Using the listing below, extract each line that has the word "Figure" in it.
######
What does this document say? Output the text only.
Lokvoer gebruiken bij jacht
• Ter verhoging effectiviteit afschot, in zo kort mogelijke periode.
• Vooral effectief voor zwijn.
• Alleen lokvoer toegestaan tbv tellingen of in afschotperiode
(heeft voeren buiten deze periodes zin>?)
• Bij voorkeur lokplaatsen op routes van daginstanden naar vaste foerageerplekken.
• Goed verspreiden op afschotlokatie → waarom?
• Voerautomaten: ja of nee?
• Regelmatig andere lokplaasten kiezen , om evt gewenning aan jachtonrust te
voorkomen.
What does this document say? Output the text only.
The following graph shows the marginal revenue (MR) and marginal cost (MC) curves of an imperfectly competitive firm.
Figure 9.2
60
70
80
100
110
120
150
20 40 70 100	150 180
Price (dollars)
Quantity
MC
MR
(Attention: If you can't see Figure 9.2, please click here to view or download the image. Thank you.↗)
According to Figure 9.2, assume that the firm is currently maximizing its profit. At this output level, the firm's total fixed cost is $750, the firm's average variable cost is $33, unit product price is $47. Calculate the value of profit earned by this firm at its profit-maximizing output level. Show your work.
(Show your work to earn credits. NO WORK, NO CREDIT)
######
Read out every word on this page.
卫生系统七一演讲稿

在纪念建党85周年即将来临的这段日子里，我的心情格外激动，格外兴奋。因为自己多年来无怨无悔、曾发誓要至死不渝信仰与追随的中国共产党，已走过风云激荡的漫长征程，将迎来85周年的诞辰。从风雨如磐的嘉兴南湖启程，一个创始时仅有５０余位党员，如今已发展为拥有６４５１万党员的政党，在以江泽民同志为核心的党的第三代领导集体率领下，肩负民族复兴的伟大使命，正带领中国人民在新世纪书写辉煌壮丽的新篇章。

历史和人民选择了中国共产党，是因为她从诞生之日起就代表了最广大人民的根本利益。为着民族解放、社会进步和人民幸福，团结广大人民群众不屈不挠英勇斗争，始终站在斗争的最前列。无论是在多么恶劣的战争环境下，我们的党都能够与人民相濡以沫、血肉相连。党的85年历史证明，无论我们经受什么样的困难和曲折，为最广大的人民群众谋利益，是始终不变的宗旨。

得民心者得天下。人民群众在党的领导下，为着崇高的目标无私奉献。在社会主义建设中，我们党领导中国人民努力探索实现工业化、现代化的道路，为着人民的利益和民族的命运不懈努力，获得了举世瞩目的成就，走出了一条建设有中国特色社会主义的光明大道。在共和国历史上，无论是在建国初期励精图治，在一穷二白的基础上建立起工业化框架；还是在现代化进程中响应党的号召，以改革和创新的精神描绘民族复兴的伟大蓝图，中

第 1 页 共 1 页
######
◆ **Task answer**
Figure 9.2
(Attention: If you can't see Figure 9.2, please click here to view or download the image. Thank you.↗)
According to Figure 9.2, assume that the firm is currently maximizing its profit. At this output level, the firm's total fixed cost is $750, the firm's average variable cost is $33, unit product price is $47. Calculate the value of profit earned by this firm at its profit-maximizing output level. Show your work.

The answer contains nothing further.